■ **Set exercise**: Report each line of the data that includes the word "средства".

Data excerpts
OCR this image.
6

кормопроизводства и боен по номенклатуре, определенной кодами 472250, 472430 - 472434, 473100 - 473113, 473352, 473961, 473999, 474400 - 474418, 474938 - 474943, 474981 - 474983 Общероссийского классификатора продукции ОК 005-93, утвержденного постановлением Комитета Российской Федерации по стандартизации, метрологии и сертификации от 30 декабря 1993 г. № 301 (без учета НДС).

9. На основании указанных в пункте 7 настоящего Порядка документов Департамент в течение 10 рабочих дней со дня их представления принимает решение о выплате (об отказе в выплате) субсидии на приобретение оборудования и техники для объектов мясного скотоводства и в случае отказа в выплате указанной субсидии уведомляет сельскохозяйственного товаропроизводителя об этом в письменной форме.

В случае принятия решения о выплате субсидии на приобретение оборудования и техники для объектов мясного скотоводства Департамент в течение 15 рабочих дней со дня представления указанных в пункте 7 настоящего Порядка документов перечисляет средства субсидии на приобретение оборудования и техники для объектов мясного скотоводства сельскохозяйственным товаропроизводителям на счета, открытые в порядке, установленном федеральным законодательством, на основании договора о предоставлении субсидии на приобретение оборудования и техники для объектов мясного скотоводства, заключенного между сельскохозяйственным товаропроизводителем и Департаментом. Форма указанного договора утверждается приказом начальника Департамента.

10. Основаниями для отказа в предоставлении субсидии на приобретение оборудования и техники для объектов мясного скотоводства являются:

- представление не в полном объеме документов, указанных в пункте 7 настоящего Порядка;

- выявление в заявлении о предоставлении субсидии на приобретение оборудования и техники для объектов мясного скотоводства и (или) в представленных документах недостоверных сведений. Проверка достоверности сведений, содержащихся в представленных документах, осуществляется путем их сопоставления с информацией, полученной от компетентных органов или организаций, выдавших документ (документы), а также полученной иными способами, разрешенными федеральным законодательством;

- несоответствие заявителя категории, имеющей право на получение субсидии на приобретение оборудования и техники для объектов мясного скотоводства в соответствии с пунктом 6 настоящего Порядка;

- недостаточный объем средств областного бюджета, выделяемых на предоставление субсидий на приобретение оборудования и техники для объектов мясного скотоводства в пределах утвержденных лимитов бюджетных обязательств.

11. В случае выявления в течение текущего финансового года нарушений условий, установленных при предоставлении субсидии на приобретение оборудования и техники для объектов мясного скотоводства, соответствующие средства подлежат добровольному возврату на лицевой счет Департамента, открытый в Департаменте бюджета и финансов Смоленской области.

■ **Solution for this exercise**:
В случае принятия решения о выплате субсидии на приобретение оборудования и техники для объектов мясного скотоводства Департамент в течение 15 рабочих дней со дня представления указанных в пункте 7 настоящего Порядка документов перечисляет средства субсидии на приобретение оборудования и техники для объектов мясного скотоводства сельскохозяйственным товаропроизводителям на счета, открытые в порядке, установленном федеральным законодательством, на основании договора о предоставлении субсидии на приобретение оборудования и техники для объектов мясного скотоводства, заключенного между сельскохозяйственным товаропроизводителем и Департаментом. Форма указанного договора утверждается приказом начальника Департамента.
11. В случае выявления в течение текущего финансового года нарушений условий, установленных при предоставлении субсидии на приобретение оборудования и техники для объектов мясного скотоводства, соответствующие средства подлежат добровольному возврату на лицевой счет Департамента, открытый в Департаменте бюджета и финансов Смоленской области.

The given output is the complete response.